• WRITTEN INSTRUCTION
Reproduce all entries precisely as they are written.

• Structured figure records

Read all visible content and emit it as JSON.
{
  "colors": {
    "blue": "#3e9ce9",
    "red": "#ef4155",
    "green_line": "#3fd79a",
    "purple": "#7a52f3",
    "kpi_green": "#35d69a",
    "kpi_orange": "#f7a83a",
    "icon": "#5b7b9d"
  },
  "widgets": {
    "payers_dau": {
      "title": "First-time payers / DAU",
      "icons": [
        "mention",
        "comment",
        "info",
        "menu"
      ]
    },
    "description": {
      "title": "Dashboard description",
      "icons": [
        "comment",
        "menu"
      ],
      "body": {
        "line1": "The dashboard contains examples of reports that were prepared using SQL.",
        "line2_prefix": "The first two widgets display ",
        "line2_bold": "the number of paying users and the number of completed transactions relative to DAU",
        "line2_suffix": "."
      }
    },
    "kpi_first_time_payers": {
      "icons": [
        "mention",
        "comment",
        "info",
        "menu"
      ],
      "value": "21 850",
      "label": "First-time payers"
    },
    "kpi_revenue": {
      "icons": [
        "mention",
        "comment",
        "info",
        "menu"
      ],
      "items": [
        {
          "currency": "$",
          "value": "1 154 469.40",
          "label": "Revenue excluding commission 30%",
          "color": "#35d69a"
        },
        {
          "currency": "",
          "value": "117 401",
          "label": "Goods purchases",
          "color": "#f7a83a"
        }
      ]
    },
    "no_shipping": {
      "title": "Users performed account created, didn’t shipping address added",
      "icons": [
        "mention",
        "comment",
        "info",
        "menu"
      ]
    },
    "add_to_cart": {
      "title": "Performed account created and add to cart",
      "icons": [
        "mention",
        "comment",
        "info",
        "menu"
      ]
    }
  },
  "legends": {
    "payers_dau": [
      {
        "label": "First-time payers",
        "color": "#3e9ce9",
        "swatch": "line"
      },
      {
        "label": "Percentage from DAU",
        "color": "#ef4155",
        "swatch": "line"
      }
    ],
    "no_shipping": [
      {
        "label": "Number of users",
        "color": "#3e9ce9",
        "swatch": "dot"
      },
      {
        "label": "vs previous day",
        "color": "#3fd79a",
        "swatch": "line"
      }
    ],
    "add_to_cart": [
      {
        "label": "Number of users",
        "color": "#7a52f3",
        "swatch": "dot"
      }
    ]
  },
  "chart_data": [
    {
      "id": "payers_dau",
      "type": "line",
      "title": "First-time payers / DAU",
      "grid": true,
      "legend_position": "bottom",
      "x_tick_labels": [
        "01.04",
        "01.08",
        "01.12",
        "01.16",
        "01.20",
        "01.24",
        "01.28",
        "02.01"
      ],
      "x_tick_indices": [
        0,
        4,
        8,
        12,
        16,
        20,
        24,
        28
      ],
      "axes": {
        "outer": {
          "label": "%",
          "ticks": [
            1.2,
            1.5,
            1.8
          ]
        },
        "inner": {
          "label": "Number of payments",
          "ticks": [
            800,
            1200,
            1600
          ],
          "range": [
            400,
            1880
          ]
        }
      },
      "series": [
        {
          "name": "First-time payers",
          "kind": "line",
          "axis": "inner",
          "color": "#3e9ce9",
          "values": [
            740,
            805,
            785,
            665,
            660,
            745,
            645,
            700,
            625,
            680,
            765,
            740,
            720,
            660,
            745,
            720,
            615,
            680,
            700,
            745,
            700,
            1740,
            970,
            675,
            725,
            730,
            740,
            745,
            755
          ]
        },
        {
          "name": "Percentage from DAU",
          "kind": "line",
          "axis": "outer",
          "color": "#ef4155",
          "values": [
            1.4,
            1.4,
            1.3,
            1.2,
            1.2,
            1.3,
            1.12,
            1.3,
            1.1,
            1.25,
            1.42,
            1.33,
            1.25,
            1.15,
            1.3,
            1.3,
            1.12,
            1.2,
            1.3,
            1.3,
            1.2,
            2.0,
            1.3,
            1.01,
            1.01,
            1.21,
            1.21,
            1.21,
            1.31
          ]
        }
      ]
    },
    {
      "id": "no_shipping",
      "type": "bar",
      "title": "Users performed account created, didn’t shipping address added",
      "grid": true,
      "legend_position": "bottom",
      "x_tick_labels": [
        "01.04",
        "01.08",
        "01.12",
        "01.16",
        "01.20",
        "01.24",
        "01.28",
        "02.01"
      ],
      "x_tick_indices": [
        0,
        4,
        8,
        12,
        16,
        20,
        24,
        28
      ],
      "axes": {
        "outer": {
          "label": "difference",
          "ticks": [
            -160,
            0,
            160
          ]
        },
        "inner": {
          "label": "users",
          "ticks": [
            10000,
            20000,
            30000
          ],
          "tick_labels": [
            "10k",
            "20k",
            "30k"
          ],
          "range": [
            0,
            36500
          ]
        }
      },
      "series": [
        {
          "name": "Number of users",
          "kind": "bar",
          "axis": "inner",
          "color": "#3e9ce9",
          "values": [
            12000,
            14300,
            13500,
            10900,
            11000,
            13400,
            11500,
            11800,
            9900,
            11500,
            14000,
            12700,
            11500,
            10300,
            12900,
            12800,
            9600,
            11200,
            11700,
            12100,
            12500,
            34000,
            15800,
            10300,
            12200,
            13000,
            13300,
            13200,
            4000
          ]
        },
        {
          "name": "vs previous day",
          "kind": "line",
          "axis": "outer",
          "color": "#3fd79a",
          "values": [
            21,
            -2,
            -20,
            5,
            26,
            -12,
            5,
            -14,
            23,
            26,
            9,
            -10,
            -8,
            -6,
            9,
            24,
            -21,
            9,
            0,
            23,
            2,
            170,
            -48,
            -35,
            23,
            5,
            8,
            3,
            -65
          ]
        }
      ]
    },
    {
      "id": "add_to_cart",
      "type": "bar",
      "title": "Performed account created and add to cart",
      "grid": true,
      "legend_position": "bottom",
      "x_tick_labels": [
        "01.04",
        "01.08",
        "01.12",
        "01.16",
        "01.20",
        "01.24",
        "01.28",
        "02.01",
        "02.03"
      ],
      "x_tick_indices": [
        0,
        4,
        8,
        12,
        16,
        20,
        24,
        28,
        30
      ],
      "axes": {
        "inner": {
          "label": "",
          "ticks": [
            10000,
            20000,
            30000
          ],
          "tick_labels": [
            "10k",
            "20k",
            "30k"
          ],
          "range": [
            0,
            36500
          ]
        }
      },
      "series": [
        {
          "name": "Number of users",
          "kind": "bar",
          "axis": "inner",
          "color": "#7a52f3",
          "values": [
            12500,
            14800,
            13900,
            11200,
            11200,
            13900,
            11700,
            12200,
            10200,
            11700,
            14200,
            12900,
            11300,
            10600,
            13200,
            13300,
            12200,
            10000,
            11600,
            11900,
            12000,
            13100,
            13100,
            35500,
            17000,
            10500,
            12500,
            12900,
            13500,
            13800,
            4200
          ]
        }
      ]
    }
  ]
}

• SOLUTION FOR THIS EXERCISE
Read all visible content and emit it as JSON.
{
  "colors": {
    "blue": "#3e9ce9",
    "red": "#ef4155",
    "green_line": "#3fd79a",
    "purple": "#7a52f3",
    "kpi_green": "#35d69a",
    "kpi_orange": "#f7a83a",
    "icon": "#5b7b9d"
  },
  "widgets": {
    "payers_dau": {
      "title": "First-time payers / DAU",
      "icons": [
        "mention",
        "comment",
        "info",
        "menu"
      ]
    },
    "description": {
      "title": "Dashboard description",
      "icons": [
        "comment",
        "menu"
      ],
      "body": {
        "line1": "The dashboard contains examples of reports that were prepared using SQL.",
        "line2_prefix": "The first two widgets display ",
        "line2_bold": "the number of paying users and the number of completed transactions relative to DAU",
        "line2_suffix": "."
      }
    },
    "kpi_first_time_payers": {
      "icons": [
        "mention",
        "comment",
        "info",
        "menu"
      ],
      "value": "21 850",
      "label": "First-time payers"
    },
    "kpi_revenue": {
      "icons": [
        "mention",
        "comment",
        "info",
        "menu"
      ],
      "items": [
        {
          "currency": "$",
          "value": "1 154 469.40",
          "label": "Revenue excluding commission 30%",
          "color": "#35d69a"
        },
        {
          "currency": "",
          "value": "117 401",
          "label": "Goods purchases",
          "color": "#f7a83a"
        }
      ]
    },
    "no_shipping": {
      "title": "Users performed account created, didn’t shipping address added",
      "icons": [
        "mention",
        "comment",
        "info",
        "menu"
      ]
    },
    "add_to_cart": {
      "title": "Performed account created and add to cart",
      "icons": [
        "mention",
        "comment",
        "info",
        "menu"
      ]
    }
  },
  "legends": {
    "payers_dau": [
      {
        "label": "First-time payers",
        "color": "#3e9ce9",
        "swatch": "line"
      },
      {
        "label": "Percentage from DAU",
        "color": "#ef4155",
        "swatch": "line"
      }
    ],
    "no_shipping": [
      {
        "label": "Number of users",
        "color": "#3e9ce9",
        "swatch": "dot"
      },
      {
        "label": "vs previous day",
        "color": "#3fd79a",
        "swatch": "line"
      }
    ],
    "add_to_cart": [
      {
        "label": "Number of users",
        "color": "#7a52f3",
        "swatch": "dot"
      }
    ]
  },
  "chart_data": [
    {
      "id": "payers_dau",
      "type": "line",
      "title": "First-time payers / DAU",
      "grid": true,
      "legend_position": "bottom",
      "x_tick_labels": [
        "01.04",
        "01.08",
        "01.12",
        "01.16",
        "01.20",
        "01.24",
        "01.28",
        "02.01"
      ],
      "x_tick_indices": [
        0,
        4,
        8,
        12,
        16,
        20,
        24,
        28
      ],
      "axes": {
        "outer": {
          "label": "%",
          "ticks": [
            1.2,
            1.5,
            1.8
          ]
        },
        "inner": {
          "label": "Number of payments",
          "ticks": [
            800,
            1200,
            1600
          ],
          "range": [
            400,
            1880
          ]
        }
      },
      "series": [
        {
          "name": "First-time payers",
          "kind": "line",
          "axis": "inner",
          "color": "#3e9ce9",
          "values": [
            740,
            805,
            785,
            665,
            660,
            745,
            645,
            700,
            625,
            680,
            765,
            740,
            720,
            660,
            745,
            720,
            615,
            680,
            700,
            745,
            700,
            1740,
            970,
            675,
            725,
            730,
            740,
            745,
            755
          ]
        },
        {
          "name": "Percentage from DAU",
          "kind": "line",
          "axis": "outer",
          "color": "#ef4155",
          "values": [
            1.4,
            1.4,
            1.3,
            1.2,
            1.2,
            1.3,
            1.12,
            1.3,
            1.1,
            1.25,
            1.42,
            1.33,
            1.25,
            1.15,
            1.3,
            1.3,
            1.12,
            1.2,
            1.3,
            1.3,
            1.2,
            2.0,
            1.3,
            1.01,
            1.01,
            1.21,
            1.21,
            1.21,
            1.31
          ]
        }
      ]
    },
    {
      "id": "no_shipping",
      "type": "bar",
      "title": "Users performed account created, didn’t shipping address added",
      "grid": true,
      "legend_position": "bottom",
      "x_tick_labels": [
        "01.04",
        "01.08",
        "01.12",
        "01.16",
        "01.20",
        "01.24",
        "01.28",
        "02.01"
      ],
      "x_tick_indices": [
        0,
        4,
        8,
        12,
        16,
        20,
        24,
        28
      ],
      "axes": {
        "outer": {
          "label": "difference",
          "ticks": [
            -160,
            0,
            160
          ]
        },
        "inner": {
          "label": "users",
          "ticks": [
            10000,
            20000,
            30000
          ],
          "tick_labels": [
            "10k",
            "20k",
            "30k"
          ],
          "range": [
            0,
            36500
          ]
        }
      },
      "series": [
        {
          "name": "Number of users",
          "kind": "bar",
          "axis": "inner",
          "color": "#3e9ce9",
          "values": [
            12000,
            14300,
            13500,
            10900,
            11000,
            13400,
            11500,
            11800,
            9900,
            11500,
            14000,
            12700,
            11500,
            10300,
            12900,
            12800,
            9600,
            11200,
            11700,
            12100,
            12500,
            34000,
            15800,
            10300,
            12200,
            13000,
            13300,
            13200,
            4000
          ]
        },
        {
          "name": "vs previous day",
          "kind": "line",
          "axis": "outer",
          "color": "#3fd79a",
          "values": [
            21,
            -2,
            -20,
            5,
            26,
            -12,
            5,
            -14,
            23,
            26,
            9,
            -10,
            -8,
            -6,
            9,
            24,
            -21,
            9,
            0,
            23,
            2,
            170,
            -48,
            -35,
            23,
            5,
            8,
            3,
            -65
          ]
        }
      ]
    },
    {
      "id": "add_to_cart",
      "type": "bar",
      "title": "Performed account created and add to cart",
      "grid": true,
      "legend_position": "bottom",
      "x_tick_labels": [
        "01.04",
        "01.08",
        "01.12",
        "01.16",
        "01.20",
        "01.24",
        "01.28",
        "02.01",
        "02.03"
      ],
      "x_tick_indices": [
        0,
        4,
        8,
        12,
        16,
        20,
        24,
        28,
        30
      ],
      "axes": {
        "inner": {
          "label": "",
          "ticks": [
            10000,
            20000,
            30000
          ],
          "tick_labels": [
            "10k",
            "20k",
            "30k"
          ],
          "range": [
            0,
            36500
          ]
        }
      },
      "series": [
        {
          "name": "Number of users",
          "kind": "bar",
          "axis": "inner",
          "color": "#7a52f3",
          "values": [
            12500,
            14800,
            13900,
            11200,
            11200,
            13900,
            11700,
            12200,
            10200,
            11700,
            14200,
            12900,
            11300,
            10600,
            13200,
            13300,
            12200,
            10000,
            11600,
            11900,
            12000,
            13100,
            13100,
            35500,
            17000,
            10500,
            12500,
            12900,
            13500,
            13800,
            4200
          ]
        }
      ]
    }
  ]
}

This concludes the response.